Dataset rows:
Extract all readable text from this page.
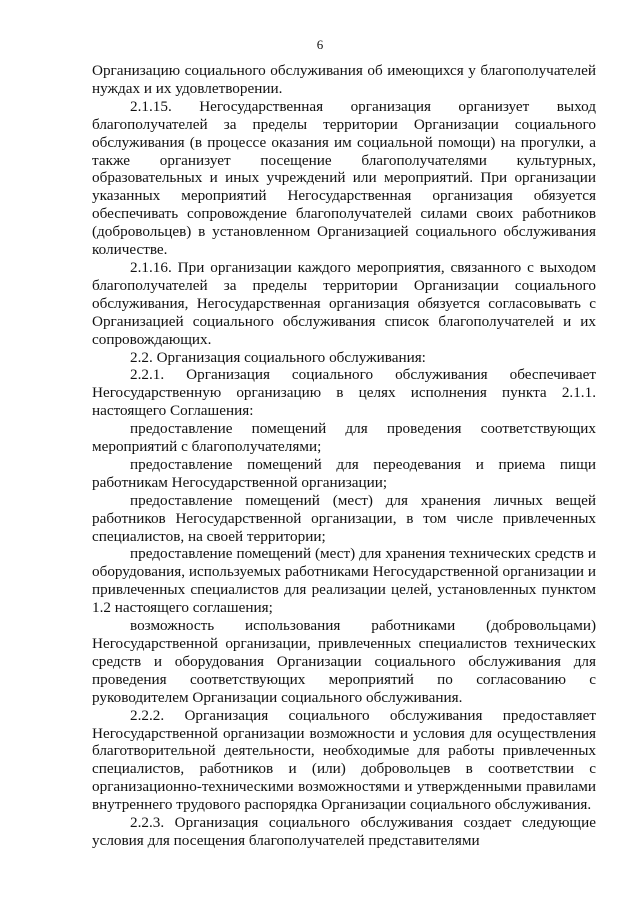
6

Организацию социального обслуживания об имеющихся у благополучателей нуждах и их удовлетворении.

2.1.15. Негосударственная организация организует выход благополучателей за пределы территории Организации социального обслуживания (в процессе оказания им социальной помощи) на прогулки, а также организует посещение благополучателями культурных, образовательных и иных учреждений или мероприятий. При организации указанных мероприятий Негосударственная организация обязуется обеспечивать сопровождение благополучателей силами своих работников (добровольцев) в установленном Организацией социального обслуживания количестве.

2.1.16. При организации каждого мероприятия, связанного с выходом благополучателей за пределы территории Организации социального обслуживания, Негосударственная организация обязуется согласовывать с Организацией социального обслуживания список благополучателей и их сопровождающих.

2.2. Организация социального обслуживания:

2.2.1. Организация социального обслуживания обеспечивает Негосударственную организацию в целях исполнения пункта 2.1.1. настоящего Соглашения:

предоставление помещений для проведения соответствующих мероприятий с благополучателями;

предоставление помещений для переодевания и приема пищи работникам Негосударственной организации;

предоставление помещений (мест) для хранения личных вещей работников Негосударственной организации, в том числе привлеченных специалистов, на своей территории;

предоставление помещений (мест) для хранения технических средств и оборудования, используемых работниками Негосударственной организации и привлеченных специалистов для реализации целей, установленных пунктом 1.2 настоящего соглашения;

возможность использования работниками (добровольцами) Негосударственной организации, привлеченных специалистов технических средств и оборудования Организации социального обслуживания для проведения соответствующих мероприятий по согласованию с руководителем Организации социального обслуживания.

2.2.2. Организация социального обслуживания предоставляет Негосударственной организации возможности и условия для осуществления благотворительной деятельности, необходимые для работы привлеченных специалистов, работников и (или) добровольцев в соответствии с организационно-техническими возможностями и утвержденными правилами внутреннего трудового распорядка Организации социального обслуживания.

2.2.3. Организация социального обслуживания создает следующие условия для посещения благополучателей представителями
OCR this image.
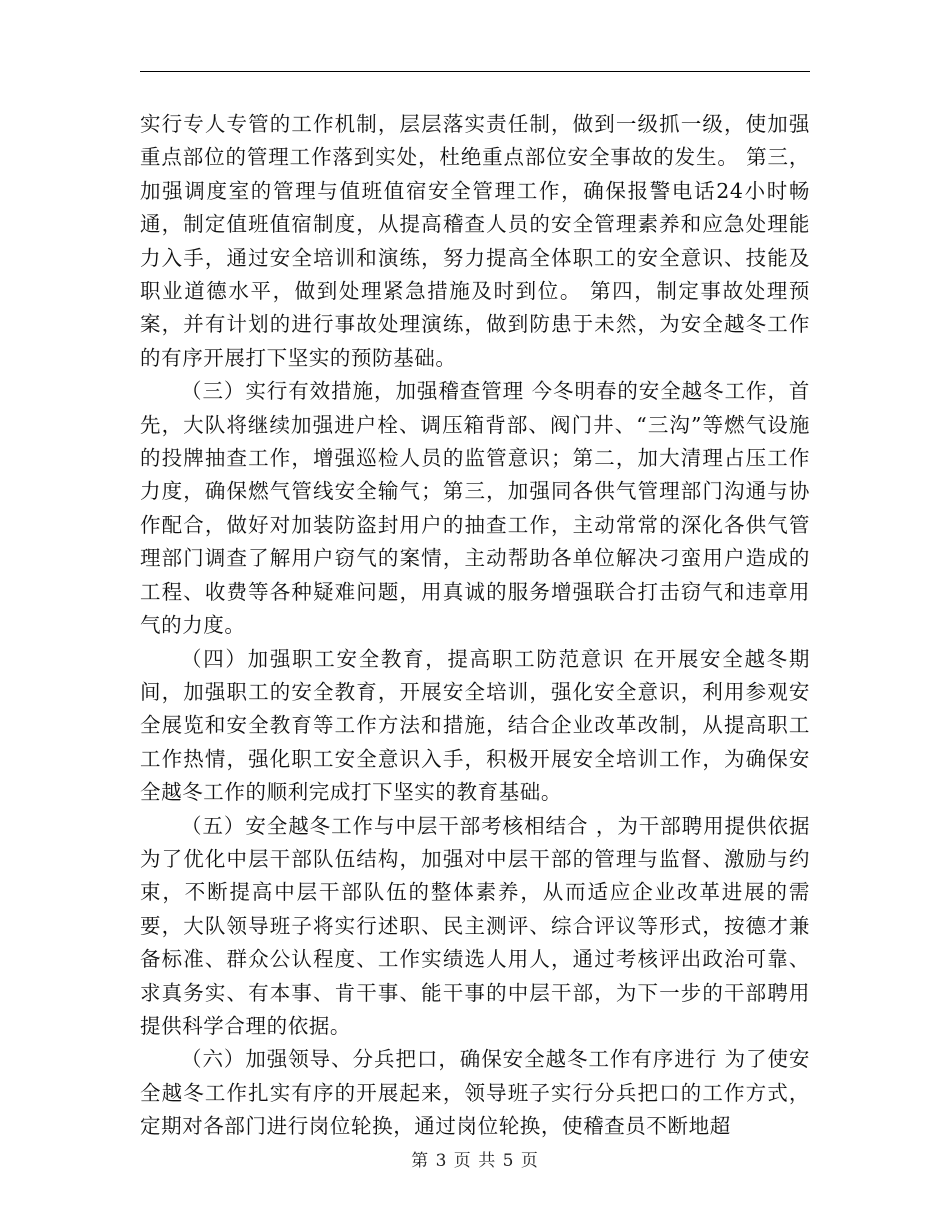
实行专人专管的工作机制，层层落实责任制，做到一级抓一级，使加强重点部位的管理工作落到实处，杜绝重点部位安全事故的发生。 第三，加强调度室的管理与值班值宿安全管理工作，确保报警电话24小时畅通，制定值班值宿制度，从提高稽查人员的安全管理素养和应急处理能力入手，通过安全培训和演练，努力提高全体职工的安全意识、技能及职业道德水平，做到处理紧急措施及时到位。 第四，制定事故处理预案，并有计划的进行事故处理演练，做到防患于未然，为安全越冬工作的有序开展打下坚实的预防基础。

（三）实行有效措施，加强稽查管理 今冬明春的安全越冬工作，首先，大队将继续加强进户栓、调压箱背部、阀门井、“三沟”等燃气设施的投牌抽查工作，增强巡检人员的监管意识；第二，加大清理占压工作力度，确保燃气管线安全输气；第三，加强同各供气管理部门沟通与协作配合，做好对加装防盗封用户的抽查工作，主动常常的深化各供气管理部门调查了解用户窃气的案情，主动帮助各单位解决刁蛮用户造成的工程、收费等各种疑难问题，用真诚的服务增强联合打击窃气和违章用气的力度。

（四）加强职工安全教育，提高职工防范意识 在开展安全越冬期间，加强职工的安全教育，开展安全培训，强化安全意识，利用参观安全展览和安全教育等工作方法和措施，结合企业改革改制，从提高职工工作热情，强化职工安全意识入手，积极开展安全培训工作，为确保安全越冬工作的顺利完成打下坚实的教育基础。

（五）安全越冬工作与中层干部考核相结合 ，为干部聘用提供依据 为了优化中层干部队伍结构，加强对中层干部的管理与监督、激励与约束，不断提高中层干部队伍的整体素养，从而适应企业改革进展的需要，大队领导班子将实行述职、民主测评、综合评议等形式，按德才兼备标准、群众公认程度、工作实绩选人用人，通过考核评出政治可靠、求真务实、有本事、肯干事、能干事的中层干部，为下一步的干部聘用提供科学合理的依据。

（六）加强领导、分兵把口，确保安全越冬工作有序进行 为了使安全越冬工作扎实有序的开展起来，领导班子实行分兵把口的工作方式，定期对各部门进行岗位轮换，通过岗位轮换，使稽查员不断地超

第 3 页 共 5 页
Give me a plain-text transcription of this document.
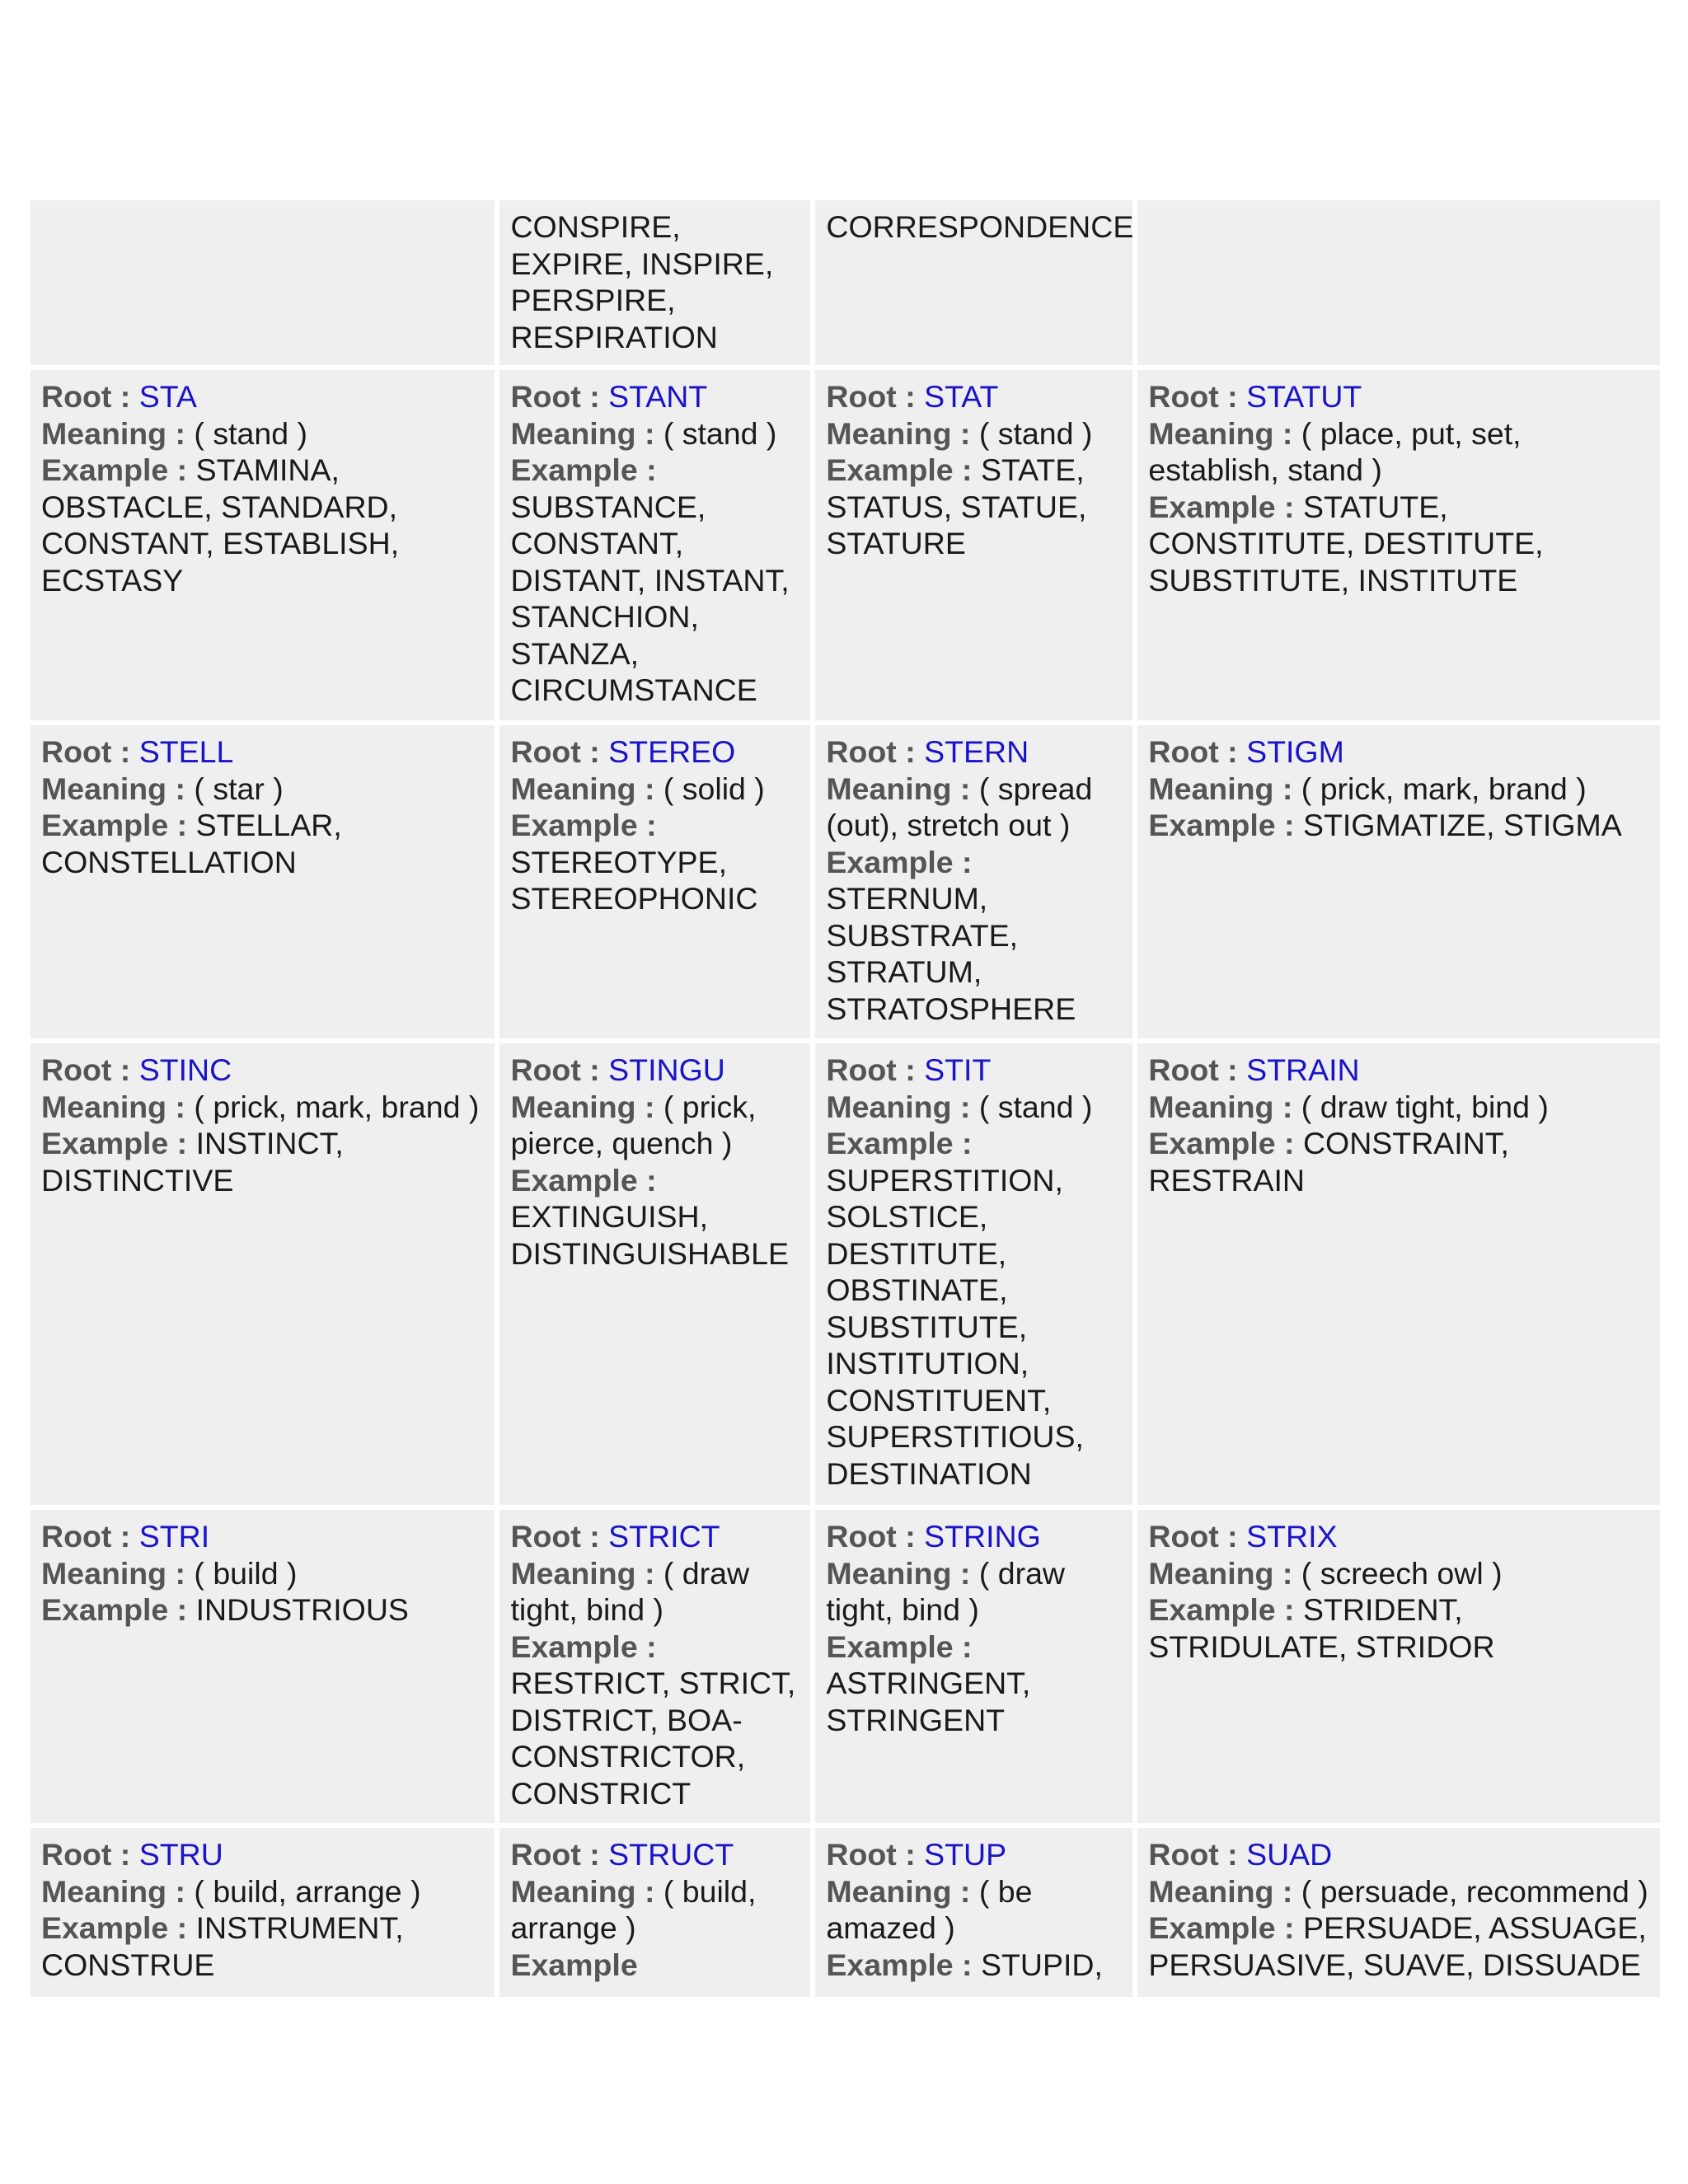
	CONSPIRE, EXPIRE, INSPIRE, PERSPIRE, RESPIRATION	CORRESPONDENCE	

Root : STA
Meaning : ( stand )
Example : STAMINA, OBSTACLE, STANDARD, CONSTANT, ESTABLISH, ECSTASY	Root : STANT
Meaning : ( stand )
Example : SUBSTANCE, CONSTANT, DISTANT, INSTANT, STANCHION, STANZA, CIRCUMSTANCE	Root : STAT
Meaning : ( stand )
Example : STATE, STATUS, STATUE, STATURE	Root : STATUT
Meaning : ( place, put, set, establish, stand )
Example : STATUTE, CONSTITUTE, DESTITUTE, SUBSTITUTE, INSTITUTE

Root : STELL
Meaning : ( star )
Example : STELLAR, CONSTELLATION	Root : STEREO
Meaning : ( solid )
Example : STEREOTYPE, STEREOPHONIC	Root : STERN
Meaning : ( spread (out), stretch out )
Example : STERNUM, SUBSTRATE, STRATUM, STRATOSPHERE	Root : STIGM
Meaning : ( prick, mark, brand )
Example : STIGMATIZE, STIGMA

Root : STINC
Meaning : ( prick, mark, brand )
Example : INSTINCT, DISTINCTIVE	Root : STINGU
Meaning : ( prick, pierce, quench )
Example : EXTINGUISH, DISTINGUISHABLE	Root : STIT
Meaning : ( stand )
Example : SUPERSTITION, SOLSTICE, DESTITUTE, OBSTINATE, SUBSTITUTE, INSTITUTION, CONSTITUENT, SUPERSTITIOUS, DESTINATION	Root : STRAIN
Meaning : ( draw tight, bind )
Example : CONSTRAINT, RESTRAIN

Root : STRI
Meaning : ( build )
Example : INDUSTRIOUS	Root : STRICT
Meaning : ( draw tight, bind )
Example : RESTRICT, STRICT, DISTRICT, BOA-CONSTRICTOR, CONSTRICT	Root : STRING
Meaning : ( draw tight, bind )
Example : ASTRINGENT, STRINGENT	Root : STRIX
Meaning : ( screech owl )
Example : STRIDENT, STRIDULATE, STRIDOR

Root : STRU
Meaning : ( build, arrange )
Example : INSTRUMENT, CONSTRUE	Root : STRUCT
Meaning : ( build, arrange )
Example	Root : STUP
Meaning : ( be amazed )
Example : STUPID,	Root : SUAD
Meaning : ( persuade, recommend )
Example : PERSUADE, ASSUAGE, PERSUASIVE, SUAVE, DISSUADE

» **Stated goal**
Pull out every line holding "CONSTANT" from the records above, and copy it.

» **Solution to this exercise**
Example : STAMINA, OBSTACLE, STANDARD, CONSTANT, ESTABLISH, ECSTASY	Root : STANT
Example : SUBSTANCE, CONSTANT, DISTANT, INSTANT, STANCHION, STANZA, CIRCUMSTANCE	Root : STAT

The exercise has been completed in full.